__What the task requires__
Scan the records for the word "some". Copy each line that includes it.

__Provided data__
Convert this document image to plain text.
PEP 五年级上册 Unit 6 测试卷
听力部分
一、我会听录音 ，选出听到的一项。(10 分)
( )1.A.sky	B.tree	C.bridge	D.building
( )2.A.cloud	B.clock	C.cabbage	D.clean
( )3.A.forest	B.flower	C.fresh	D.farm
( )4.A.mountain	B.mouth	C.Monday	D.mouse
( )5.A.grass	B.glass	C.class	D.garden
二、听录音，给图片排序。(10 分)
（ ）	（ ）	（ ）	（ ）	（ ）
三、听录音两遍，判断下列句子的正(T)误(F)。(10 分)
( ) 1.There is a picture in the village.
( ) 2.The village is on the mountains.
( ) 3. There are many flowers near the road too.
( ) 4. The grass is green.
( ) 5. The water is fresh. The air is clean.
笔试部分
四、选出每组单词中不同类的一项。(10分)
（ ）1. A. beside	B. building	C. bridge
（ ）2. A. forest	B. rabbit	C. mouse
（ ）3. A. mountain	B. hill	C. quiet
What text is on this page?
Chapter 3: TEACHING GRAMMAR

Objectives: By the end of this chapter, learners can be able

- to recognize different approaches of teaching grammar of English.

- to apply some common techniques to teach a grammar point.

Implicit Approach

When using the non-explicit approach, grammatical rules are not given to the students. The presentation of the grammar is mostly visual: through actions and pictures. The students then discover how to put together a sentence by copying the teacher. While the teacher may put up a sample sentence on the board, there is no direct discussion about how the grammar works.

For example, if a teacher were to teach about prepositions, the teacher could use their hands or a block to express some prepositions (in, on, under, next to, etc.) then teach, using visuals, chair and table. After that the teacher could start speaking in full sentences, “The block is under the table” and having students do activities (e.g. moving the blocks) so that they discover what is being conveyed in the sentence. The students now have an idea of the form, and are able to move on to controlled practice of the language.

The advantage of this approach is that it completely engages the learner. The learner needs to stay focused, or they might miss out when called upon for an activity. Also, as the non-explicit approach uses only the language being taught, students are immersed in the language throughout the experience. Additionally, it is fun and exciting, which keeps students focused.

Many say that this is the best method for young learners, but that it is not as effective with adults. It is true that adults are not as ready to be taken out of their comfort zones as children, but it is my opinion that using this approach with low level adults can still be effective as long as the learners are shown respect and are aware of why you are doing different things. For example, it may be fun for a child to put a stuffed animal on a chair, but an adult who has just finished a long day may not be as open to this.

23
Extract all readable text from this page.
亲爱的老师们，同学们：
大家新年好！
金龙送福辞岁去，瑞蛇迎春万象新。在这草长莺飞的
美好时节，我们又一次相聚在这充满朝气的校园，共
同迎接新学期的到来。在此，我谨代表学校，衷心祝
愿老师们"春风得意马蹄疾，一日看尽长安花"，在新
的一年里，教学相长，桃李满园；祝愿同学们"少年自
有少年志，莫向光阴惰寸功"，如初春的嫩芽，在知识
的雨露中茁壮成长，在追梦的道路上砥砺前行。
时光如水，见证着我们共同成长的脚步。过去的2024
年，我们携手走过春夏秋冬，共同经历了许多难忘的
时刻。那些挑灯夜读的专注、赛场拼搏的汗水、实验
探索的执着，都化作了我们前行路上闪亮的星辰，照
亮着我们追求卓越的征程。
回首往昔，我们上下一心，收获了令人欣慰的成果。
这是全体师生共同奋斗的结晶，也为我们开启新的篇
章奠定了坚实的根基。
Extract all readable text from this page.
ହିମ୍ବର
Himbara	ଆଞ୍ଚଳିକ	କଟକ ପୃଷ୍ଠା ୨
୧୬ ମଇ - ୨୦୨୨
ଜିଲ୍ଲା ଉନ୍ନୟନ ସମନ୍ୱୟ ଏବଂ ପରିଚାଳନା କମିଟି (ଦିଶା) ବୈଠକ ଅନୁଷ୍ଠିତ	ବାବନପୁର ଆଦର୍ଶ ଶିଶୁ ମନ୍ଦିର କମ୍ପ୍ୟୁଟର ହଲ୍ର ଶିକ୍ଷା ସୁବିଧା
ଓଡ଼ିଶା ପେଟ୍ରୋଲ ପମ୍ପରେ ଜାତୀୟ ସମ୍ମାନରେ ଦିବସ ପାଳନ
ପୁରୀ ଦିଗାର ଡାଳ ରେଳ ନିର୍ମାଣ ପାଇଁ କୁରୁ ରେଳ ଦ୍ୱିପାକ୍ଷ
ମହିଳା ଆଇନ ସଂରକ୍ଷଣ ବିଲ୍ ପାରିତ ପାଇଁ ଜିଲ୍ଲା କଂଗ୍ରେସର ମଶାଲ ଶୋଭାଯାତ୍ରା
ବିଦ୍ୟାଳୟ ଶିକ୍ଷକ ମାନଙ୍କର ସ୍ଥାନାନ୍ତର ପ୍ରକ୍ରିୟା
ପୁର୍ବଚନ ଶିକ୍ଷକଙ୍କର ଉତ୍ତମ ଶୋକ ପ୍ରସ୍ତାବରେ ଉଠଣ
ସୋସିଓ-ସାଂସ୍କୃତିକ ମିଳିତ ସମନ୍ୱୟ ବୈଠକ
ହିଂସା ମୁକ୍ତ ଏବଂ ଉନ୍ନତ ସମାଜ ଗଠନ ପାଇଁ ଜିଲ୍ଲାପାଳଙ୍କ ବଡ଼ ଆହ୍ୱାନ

__Task response__
- to apply some common techniques to teach a grammar point.
For example, if a teacher were to teach about prepositions, the teacher could use their hands or a block to express some prepositions (in, on, under, next to, etc.) then teach, using visuals, chair and table. After that the teacher could start speaking in full sentences, “The block is under the table” and having students do activities (e.g. moving the blocks) so that they discover what is being conveyed in the sentence. The students now have an idea of the form, and are able to move on to controlled practice of the language.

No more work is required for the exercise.